[Saved data entries]
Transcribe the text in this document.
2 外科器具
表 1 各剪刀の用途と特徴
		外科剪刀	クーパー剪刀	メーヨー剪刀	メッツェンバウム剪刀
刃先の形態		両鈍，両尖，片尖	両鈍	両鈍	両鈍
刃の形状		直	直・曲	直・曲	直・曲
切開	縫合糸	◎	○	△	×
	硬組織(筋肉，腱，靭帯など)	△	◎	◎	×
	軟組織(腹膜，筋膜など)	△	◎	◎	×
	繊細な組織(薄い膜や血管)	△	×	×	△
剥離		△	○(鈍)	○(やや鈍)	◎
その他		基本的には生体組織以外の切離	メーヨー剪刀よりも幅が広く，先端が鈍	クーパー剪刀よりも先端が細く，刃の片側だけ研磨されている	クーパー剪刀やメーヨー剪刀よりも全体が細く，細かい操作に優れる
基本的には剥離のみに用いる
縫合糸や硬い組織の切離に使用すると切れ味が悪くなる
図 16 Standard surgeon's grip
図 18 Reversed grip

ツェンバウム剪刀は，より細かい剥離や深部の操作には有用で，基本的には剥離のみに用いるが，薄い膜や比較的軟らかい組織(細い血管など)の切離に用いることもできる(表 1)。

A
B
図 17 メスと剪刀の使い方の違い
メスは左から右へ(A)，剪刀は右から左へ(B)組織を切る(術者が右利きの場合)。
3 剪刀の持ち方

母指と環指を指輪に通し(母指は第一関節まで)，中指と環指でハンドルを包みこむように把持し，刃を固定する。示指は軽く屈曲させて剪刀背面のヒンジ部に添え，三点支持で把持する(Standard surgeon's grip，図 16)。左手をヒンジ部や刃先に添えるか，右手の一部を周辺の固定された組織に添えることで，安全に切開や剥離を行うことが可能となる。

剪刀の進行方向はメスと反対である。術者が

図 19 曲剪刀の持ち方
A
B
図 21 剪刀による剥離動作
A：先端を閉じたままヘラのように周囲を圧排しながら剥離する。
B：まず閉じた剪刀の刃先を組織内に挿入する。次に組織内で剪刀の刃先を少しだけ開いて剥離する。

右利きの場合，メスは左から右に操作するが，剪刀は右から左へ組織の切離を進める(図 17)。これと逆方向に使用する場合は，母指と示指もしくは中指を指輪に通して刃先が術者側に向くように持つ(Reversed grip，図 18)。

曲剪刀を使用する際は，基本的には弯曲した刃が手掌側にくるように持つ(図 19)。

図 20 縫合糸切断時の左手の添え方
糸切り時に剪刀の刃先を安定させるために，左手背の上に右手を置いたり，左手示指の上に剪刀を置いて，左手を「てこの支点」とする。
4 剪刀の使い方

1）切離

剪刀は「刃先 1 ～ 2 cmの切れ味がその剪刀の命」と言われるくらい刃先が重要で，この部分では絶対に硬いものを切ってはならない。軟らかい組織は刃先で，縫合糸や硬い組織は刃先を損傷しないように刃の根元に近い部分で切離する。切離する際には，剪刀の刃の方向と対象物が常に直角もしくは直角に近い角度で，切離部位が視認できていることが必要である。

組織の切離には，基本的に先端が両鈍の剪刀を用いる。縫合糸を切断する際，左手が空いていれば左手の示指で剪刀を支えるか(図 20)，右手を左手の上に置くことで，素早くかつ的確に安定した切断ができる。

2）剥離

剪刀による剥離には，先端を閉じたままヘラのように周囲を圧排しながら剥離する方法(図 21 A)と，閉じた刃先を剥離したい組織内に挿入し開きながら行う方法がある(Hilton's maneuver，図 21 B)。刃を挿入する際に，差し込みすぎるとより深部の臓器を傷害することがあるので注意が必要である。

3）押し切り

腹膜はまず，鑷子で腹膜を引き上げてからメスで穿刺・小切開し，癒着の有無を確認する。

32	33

**Exercise brief:**
Extract each line from the listing above, please, and repeat it exactly.

**Task response:**
Transcribe the text in this document.
2 外科器具
表 1 各剪刀の用途と特徴
		外科剪刀	クーパー剪刀	メーヨー剪刀	メッツェンバウム剪刀
刃先の形態		両鈍，両尖，片尖	両鈍	両鈍	両鈍
刃の形状		直	直・曲	直・曲	直・曲
切開	縫合糸	◎	○	△	×
	硬組織(筋肉，腱，靭帯など)	△	◎	◎	×
	軟組織(腹膜，筋膜など)	△	◎	◎	×
	繊細な組織(薄い膜や血管)	△	×	×	△
剥離		△	○(鈍)	○(やや鈍)	◎
その他		基本的には生体組織以外の切離	メーヨー剪刀よりも幅が広く，先端が鈍	クーパー剪刀よりも先端が細く，刃の片側だけ研磨されている	クーパー剪刀やメーヨー剪刀よりも全体が細く，細かい操作に優れる
基本的には剥離のみに用いる
縫合糸や硬い組織の切離に使用すると切れ味が悪くなる
図 16 Standard surgeon's grip
図 18 Reversed grip

ツェンバウム剪刀は，より細かい剥離や深部の操作には有用で，基本的には剥離のみに用いるが，薄い膜や比較的軟らかい組織(細い血管など)の切離に用いることもできる(表 1)。

A
B
図 17 メスと剪刀の使い方の違い
メスは左から右へ(A)，剪刀は右から左へ(B)組織を切る(術者が右利きの場合)。
3 剪刀の持ち方

母指と環指を指輪に通し(母指は第一関節まで)，中指と環指でハンドルを包みこむように把持し，刃を固定する。示指は軽く屈曲させて剪刀背面のヒンジ部に添え，三点支持で把持する(Standard surgeon's grip，図 16)。左手をヒンジ部や刃先に添えるか，右手の一部を周辺の固定された組織に添えることで，安全に切開や剥離を行うことが可能となる。

剪刀の進行方向はメスと反対である。術者が

図 19 曲剪刀の持ち方
A
B
図 21 剪刀による剥離動作
A：先端を閉じたままヘラのように周囲を圧排しながら剥離する。
B：まず閉じた剪刀の刃先を組織内に挿入する。次に組織内で剪刀の刃先を少しだけ開いて剥離する。

右利きの場合，メスは左から右に操作するが，剪刀は右から左へ組織の切離を進める(図 17)。これと逆方向に使用する場合は，母指と示指もしくは中指を指輪に通して刃先が術者側に向くように持つ(Reversed grip，図 18)。

曲剪刀を使用する際は，基本的には弯曲した刃が手掌側にくるように持つ(図 19)。

図 20 縫合糸切断時の左手の添え方
糸切り時に剪刀の刃先を安定させるために，左手背の上に右手を置いたり，左手示指の上に剪刀を置いて，左手を「てこの支点」とする。
4 剪刀の使い方

1）切離

剪刀は「刃先 1 ～ 2 cmの切れ味がその剪刀の命」と言われるくらい刃先が重要で，この部分では絶対に硬いものを切ってはならない。軟らかい組織は刃先で，縫合糸や硬い組織は刃先を損傷しないように刃の根元に近い部分で切離する。切離する際には，剪刀の刃の方向と対象物が常に直角もしくは直角に近い角度で，切離部位が視認できていることが必要である。

組織の切離には，基本的に先端が両鈍の剪刀を用いる。縫合糸を切断する際，左手が空いていれば左手の示指で剪刀を支えるか(図 20)，右手を左手の上に置くことで，素早くかつ的確に安定した切断ができる。

2）剥離

剪刀による剥離には，先端を閉じたままヘラのように周囲を圧排しながら剥離する方法(図 21 A)と，閉じた刃先を剥離したい組織内に挿入し開きながら行う方法がある(Hilton's maneuver，図 21 B)。刃を挿入する際に，差し込みすぎるとより深部の臓器を傷害することがあるので注意が必要である。

3）押し切り

腹膜はまず，鑷子で腹膜を引き上げてからメスで穿刺・小切開し，癒着の有無を確認する。

32	33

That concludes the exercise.